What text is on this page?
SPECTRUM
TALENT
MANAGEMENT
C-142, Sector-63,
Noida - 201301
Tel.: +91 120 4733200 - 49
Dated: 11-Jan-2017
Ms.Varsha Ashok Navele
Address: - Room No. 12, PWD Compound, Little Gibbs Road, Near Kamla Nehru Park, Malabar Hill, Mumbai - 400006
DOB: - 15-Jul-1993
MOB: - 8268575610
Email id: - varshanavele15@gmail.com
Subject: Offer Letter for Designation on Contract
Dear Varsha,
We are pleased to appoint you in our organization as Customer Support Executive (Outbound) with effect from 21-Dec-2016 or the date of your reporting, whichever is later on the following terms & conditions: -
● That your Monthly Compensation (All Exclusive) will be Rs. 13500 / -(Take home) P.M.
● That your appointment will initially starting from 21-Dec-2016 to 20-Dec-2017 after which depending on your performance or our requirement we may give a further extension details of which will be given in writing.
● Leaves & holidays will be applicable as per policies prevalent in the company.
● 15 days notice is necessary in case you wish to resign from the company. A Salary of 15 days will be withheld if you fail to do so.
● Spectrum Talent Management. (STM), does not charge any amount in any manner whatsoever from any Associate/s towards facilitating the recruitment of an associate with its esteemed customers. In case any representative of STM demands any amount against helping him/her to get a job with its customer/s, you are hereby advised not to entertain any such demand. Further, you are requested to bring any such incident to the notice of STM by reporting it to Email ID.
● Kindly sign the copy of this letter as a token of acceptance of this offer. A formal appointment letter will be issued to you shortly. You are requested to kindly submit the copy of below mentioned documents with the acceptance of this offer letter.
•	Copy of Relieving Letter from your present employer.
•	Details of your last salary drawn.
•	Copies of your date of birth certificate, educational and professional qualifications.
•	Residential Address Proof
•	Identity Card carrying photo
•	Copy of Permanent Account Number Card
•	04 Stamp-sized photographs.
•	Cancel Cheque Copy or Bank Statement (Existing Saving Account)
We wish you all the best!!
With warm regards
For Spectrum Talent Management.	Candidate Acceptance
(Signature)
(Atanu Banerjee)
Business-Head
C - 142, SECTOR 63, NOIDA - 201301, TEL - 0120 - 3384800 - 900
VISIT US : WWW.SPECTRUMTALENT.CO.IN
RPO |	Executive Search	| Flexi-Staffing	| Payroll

---

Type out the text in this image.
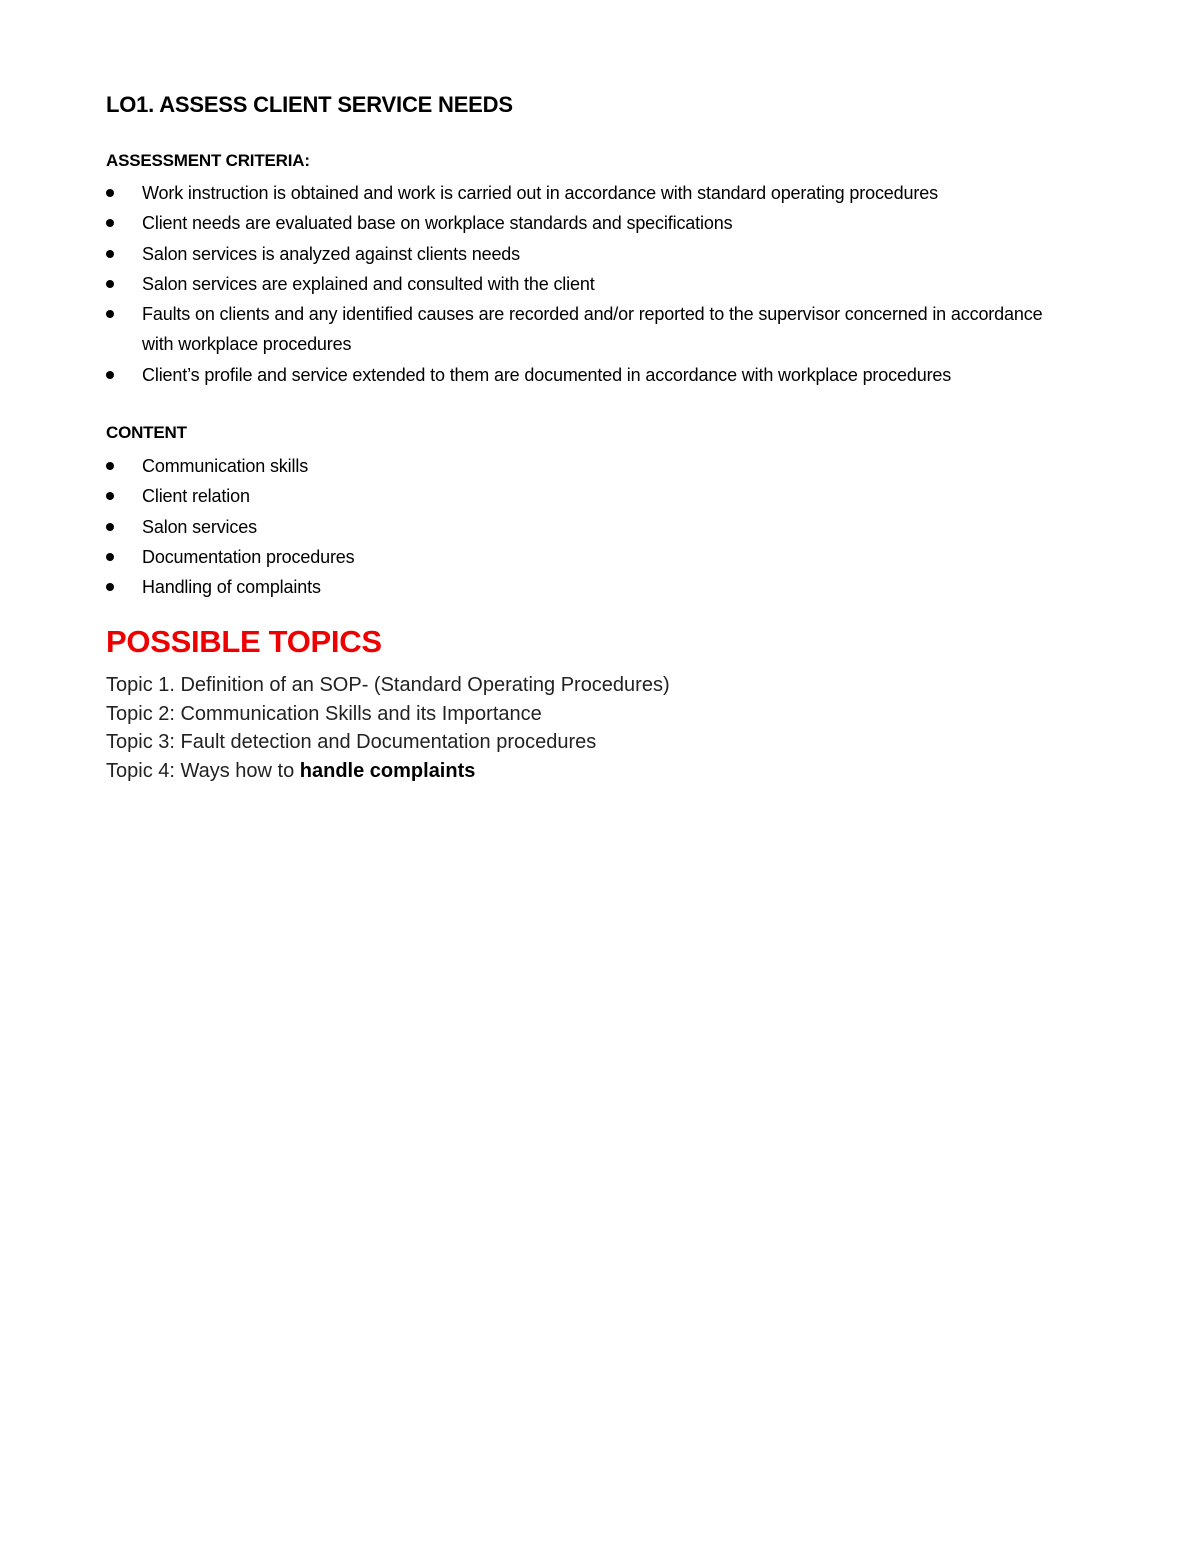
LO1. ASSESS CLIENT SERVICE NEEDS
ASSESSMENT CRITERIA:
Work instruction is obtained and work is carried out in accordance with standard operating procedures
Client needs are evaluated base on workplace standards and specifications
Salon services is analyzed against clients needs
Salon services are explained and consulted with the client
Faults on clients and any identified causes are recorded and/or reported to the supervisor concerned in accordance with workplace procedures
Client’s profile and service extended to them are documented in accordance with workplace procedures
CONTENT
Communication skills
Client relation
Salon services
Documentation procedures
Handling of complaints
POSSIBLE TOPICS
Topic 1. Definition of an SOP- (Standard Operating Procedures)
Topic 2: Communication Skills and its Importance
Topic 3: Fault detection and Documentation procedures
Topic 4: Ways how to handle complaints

> [Given task] Reproduce each line of the material containing the word "appointment".

> [Answer in full]
● That your appointment will initially starting from 21-Dec-2016 to 20-Dec-2017 after which depending on your performance or our requirement we may give a further extension details of which will be given in writing.
● Kindly sign the copy of this letter as a token of acceptance of this offer. A formal appointment letter will be issued to you shortly. You are requested to kindly submit the copy of below mentioned documents with the acceptance of this offer letter.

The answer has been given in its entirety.